| Aim |
Leave out any picture and return the remaining listing below exactly as given.

| Stored data entries |
## Begin
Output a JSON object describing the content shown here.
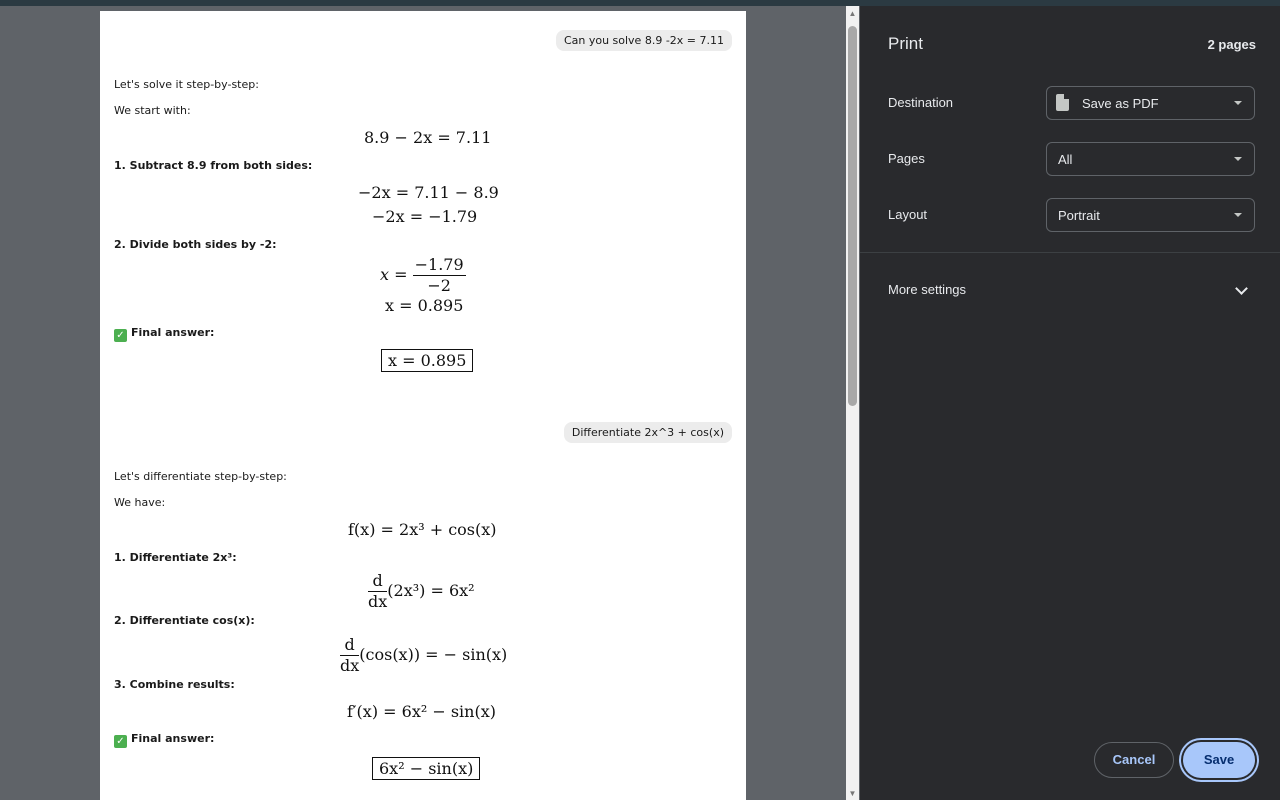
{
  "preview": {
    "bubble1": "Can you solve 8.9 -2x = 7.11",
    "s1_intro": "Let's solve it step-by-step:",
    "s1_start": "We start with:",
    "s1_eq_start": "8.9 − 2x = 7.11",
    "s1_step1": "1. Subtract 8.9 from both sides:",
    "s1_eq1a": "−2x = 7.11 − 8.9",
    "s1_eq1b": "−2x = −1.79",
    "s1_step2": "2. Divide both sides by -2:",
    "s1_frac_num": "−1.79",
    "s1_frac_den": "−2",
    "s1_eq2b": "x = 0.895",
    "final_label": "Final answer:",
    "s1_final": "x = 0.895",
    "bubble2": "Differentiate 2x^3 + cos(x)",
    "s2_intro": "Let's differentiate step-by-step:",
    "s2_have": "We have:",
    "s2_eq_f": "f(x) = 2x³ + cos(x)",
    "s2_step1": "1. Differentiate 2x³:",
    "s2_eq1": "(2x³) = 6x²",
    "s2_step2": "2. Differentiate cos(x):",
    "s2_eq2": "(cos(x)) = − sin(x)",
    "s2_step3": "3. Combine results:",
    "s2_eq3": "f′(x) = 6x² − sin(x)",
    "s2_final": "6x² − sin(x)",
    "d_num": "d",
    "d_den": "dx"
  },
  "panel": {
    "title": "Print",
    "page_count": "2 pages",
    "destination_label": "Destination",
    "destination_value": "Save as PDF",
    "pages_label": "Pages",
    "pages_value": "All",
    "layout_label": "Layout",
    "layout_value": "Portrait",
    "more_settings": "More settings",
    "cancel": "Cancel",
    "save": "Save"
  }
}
## End
| Complete response |
Output a JSON object describing the content shown here.
{
  "preview": {
    "bubble1": "Can you solve 8.9 -2x = 7.11",
    "s1_intro": "Let's solve it step-by-step:",
    "s1_start": "We start with:",
    "s1_eq_start": "8.9 − 2x = 7.11",
    "s1_step1": "1. Subtract 8.9 from both sides:",
    "s1_eq1a": "−2x = 7.11 − 8.9",
    "s1_eq1b": "−2x = −1.79",
    "s1_step2": "2. Divide both sides by -2:",
    "s1_frac_num": "−1.79",
    "s1_frac_den": "−2",
    "s1_eq2b": "x = 0.895",
    "final_label": "Final answer:",
    "s1_final": "x = 0.895",
    "bubble2": "Differentiate 2x^3 + cos(x)",
    "s2_intro": "Let's differentiate step-by-step:",
    "s2_have": "We have:",
    "s2_eq_f": "f(x) = 2x³ + cos(x)",
    "s2_step1": "1. Differentiate 2x³:",
    "s2_eq1": "(2x³) = 6x²",
    "s2_step2": "2. Differentiate cos(x):",
    "s2_eq2": "(cos(x)) = − sin(x)",
    "s2_step3": "3. Combine results:",
    "s2_eq3": "f′(x) = 6x² − sin(x)",
    "s2_final": "6x² − sin(x)",
    "d_num": "d",
    "d_den": "dx"
  },
  "panel": {
    "title": "Print",
    "page_count": "2 pages",
    "destination_label": "Destination",
    "destination_value": "Save as PDF",
    "pages_label": "Pages",
    "pages_value": "All",
    "layout_label": "Layout",
    "layout_value": "Portrait",
    "more_settings": "More settings",
    "cancel": "Cancel",
    "save": "Save"
  }
}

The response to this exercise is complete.